JOB
State how many lines in the records hold the word "else", giving the number and no other text.
-- Start DATA LINES --
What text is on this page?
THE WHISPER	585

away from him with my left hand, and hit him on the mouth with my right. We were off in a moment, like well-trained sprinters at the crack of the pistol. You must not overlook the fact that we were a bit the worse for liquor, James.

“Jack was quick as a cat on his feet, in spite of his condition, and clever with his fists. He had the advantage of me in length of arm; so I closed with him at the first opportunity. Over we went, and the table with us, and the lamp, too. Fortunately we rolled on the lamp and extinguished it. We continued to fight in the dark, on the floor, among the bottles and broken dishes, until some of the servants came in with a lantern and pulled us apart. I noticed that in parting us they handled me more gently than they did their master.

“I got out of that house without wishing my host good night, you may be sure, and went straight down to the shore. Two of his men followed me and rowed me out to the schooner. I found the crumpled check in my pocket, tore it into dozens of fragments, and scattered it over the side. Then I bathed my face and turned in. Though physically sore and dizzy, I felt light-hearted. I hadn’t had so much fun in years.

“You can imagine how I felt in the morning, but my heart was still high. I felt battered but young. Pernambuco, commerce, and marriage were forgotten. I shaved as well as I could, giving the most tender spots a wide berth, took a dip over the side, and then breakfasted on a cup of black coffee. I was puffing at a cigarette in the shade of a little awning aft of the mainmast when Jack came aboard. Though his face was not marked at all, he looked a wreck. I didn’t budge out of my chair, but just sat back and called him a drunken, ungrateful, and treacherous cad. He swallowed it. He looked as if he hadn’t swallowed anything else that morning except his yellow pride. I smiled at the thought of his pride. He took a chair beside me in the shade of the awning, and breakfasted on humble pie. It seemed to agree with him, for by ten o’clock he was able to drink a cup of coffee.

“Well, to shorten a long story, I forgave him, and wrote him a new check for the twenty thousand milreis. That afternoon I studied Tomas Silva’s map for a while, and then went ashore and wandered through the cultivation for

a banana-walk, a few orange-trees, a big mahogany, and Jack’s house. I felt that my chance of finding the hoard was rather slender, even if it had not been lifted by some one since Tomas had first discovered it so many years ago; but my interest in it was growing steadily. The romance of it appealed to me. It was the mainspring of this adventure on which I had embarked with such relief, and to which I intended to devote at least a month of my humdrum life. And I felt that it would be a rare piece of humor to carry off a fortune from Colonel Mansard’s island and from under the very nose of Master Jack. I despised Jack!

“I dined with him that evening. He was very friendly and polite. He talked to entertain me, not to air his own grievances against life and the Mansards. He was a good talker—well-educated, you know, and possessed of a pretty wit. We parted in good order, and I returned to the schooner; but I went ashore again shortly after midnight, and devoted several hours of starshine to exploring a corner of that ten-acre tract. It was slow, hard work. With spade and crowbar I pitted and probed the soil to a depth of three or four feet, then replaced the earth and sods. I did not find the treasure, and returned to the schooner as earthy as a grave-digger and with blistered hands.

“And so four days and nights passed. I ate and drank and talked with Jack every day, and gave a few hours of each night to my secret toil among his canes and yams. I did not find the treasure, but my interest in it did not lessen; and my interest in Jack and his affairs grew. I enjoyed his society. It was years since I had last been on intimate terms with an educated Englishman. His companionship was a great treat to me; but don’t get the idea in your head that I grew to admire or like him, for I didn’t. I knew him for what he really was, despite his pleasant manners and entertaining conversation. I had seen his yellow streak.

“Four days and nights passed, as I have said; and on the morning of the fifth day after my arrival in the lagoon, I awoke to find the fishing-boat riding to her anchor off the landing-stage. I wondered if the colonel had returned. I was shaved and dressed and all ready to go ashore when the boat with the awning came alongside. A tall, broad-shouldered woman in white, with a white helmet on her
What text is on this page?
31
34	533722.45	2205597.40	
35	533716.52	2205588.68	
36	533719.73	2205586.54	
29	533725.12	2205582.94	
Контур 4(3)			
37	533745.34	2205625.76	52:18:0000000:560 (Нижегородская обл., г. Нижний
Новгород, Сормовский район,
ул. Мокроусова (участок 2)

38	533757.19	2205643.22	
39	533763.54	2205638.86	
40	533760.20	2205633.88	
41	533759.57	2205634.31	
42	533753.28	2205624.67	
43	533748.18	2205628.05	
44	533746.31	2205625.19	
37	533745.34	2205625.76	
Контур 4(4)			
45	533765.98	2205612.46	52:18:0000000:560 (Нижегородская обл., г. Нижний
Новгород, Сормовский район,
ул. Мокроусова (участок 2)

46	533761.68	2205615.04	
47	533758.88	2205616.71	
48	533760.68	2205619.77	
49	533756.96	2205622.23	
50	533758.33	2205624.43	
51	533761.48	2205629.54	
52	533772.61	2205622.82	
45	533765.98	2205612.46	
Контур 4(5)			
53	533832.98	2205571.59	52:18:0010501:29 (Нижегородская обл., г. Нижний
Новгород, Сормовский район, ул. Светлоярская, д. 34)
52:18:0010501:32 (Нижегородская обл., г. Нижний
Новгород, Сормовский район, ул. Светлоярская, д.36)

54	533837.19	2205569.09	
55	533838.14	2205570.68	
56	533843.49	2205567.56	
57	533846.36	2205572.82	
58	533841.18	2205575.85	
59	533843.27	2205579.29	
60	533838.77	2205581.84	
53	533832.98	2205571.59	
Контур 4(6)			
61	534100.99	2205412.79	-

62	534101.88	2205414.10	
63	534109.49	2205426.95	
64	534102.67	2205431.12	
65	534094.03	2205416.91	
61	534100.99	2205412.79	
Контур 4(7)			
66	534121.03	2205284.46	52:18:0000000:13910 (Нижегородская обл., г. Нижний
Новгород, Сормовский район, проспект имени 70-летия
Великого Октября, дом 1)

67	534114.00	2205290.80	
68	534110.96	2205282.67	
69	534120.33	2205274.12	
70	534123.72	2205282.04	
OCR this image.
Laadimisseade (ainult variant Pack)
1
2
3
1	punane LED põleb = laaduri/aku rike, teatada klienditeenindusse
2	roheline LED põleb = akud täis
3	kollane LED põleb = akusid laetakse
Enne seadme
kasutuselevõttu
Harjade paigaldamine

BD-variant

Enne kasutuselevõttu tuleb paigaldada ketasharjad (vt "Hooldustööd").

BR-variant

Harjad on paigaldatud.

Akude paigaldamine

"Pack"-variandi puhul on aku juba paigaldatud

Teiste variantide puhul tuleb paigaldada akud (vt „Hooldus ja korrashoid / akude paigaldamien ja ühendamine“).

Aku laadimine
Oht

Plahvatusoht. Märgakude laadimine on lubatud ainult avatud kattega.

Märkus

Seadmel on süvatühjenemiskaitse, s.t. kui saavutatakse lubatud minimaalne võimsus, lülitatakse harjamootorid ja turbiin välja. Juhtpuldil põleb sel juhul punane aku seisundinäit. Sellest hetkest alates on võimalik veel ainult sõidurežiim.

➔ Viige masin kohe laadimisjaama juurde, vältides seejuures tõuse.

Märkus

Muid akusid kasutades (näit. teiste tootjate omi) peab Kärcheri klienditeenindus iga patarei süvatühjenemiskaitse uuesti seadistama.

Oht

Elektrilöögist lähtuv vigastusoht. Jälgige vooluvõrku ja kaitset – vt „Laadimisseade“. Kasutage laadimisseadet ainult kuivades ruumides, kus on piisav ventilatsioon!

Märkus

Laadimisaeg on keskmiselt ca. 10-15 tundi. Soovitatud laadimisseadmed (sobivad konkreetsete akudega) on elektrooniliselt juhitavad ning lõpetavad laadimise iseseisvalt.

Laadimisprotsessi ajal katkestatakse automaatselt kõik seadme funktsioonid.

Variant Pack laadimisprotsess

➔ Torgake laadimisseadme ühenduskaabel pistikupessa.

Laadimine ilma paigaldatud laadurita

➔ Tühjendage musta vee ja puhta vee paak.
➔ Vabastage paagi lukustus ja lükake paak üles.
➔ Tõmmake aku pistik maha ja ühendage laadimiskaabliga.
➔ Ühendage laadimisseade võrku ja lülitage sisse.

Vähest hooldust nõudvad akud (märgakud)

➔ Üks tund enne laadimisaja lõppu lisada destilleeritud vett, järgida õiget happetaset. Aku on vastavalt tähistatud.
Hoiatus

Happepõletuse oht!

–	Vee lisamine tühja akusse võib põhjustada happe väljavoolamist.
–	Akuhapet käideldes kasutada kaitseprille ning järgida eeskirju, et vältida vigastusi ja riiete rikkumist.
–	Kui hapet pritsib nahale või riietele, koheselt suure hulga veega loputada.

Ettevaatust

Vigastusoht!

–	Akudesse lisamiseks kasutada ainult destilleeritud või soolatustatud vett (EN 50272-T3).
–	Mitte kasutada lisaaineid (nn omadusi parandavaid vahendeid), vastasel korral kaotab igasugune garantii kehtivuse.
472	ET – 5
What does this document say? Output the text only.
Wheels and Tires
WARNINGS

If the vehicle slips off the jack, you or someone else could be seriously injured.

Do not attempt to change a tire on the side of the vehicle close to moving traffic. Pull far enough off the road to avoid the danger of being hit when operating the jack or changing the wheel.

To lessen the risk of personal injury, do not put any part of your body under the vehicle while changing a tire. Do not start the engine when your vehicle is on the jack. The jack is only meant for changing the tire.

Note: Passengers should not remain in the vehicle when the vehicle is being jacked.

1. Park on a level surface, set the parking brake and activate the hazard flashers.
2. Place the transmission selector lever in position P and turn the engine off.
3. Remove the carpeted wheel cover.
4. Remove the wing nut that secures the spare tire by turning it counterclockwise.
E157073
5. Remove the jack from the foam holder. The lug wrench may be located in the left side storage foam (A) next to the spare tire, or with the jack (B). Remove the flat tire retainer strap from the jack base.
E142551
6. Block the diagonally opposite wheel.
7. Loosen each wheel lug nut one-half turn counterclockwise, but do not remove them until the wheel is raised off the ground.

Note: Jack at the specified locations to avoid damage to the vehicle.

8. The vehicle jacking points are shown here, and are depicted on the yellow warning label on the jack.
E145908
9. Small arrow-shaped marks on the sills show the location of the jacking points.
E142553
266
-- End DATA LINES --
EXERCISE RESULT
2